Rows from a figure dataset

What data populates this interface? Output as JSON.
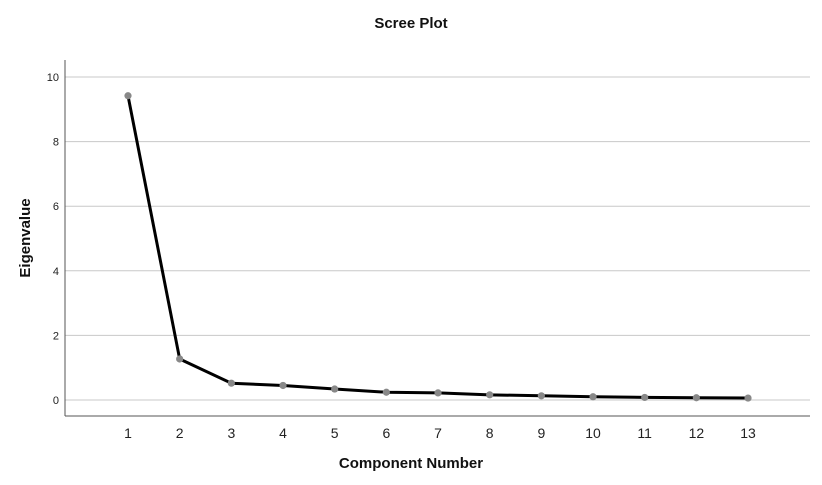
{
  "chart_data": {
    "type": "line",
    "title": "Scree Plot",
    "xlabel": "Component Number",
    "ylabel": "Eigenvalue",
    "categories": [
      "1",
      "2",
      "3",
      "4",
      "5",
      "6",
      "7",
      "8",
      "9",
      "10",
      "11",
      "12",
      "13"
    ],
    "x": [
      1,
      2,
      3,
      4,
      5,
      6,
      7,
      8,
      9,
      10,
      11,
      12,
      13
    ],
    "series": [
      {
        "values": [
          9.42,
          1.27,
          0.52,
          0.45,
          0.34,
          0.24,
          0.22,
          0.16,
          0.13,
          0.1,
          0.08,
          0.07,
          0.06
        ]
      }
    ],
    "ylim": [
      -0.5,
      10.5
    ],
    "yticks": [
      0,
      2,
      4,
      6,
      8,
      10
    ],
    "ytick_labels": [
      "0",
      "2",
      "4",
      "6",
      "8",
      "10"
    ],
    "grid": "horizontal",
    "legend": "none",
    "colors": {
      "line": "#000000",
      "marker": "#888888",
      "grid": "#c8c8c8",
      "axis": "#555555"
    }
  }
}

= REQUIRED TASK =
Set down the lines of the records above exactly, apart from the pictures.

= FINAL RESULT =
What data populates this interface? Output as JSON.
{
  "chart_data": {
    "type": "line",
    "title": "Scree Plot",
    "xlabel": "Component Number",
    "ylabel": "Eigenvalue",
    "categories": [
      "1",
      "2",
      "3",
      "4",
      "5",
      "6",
      "7",
      "8",
      "9",
      "10",
      "11",
      "12",
      "13"
    ],
    "x": [
      1,
      2,
      3,
      4,
      5,
      6,
      7,
      8,
      9,
      10,
      11,
      12,
      13
    ],
    "series": [
      {
        "values": [
          9.42,
          1.27,
          0.52,
          0.45,
          0.34,
          0.24,
          0.22,
          0.16,
          0.13,
          0.1,
          0.08,
          0.07,
          0.06
        ]
      }
    ],
    "ylim": [
      -0.5,
      10.5
    ],
    "yticks": [
      0,
      2,
      4,
      6,
      8,
      10
    ],
    "ytick_labels": [
      "0",
      "2",
      "4",
      "6",
      "8",
      "10"
    ],
    "grid": "horizontal",
    "legend": "none",
    "colors": {
      "line": "#000000",
      "marker": "#888888",
      "grid": "#c8c8c8",
      "axis": "#555555"
    }
  }
}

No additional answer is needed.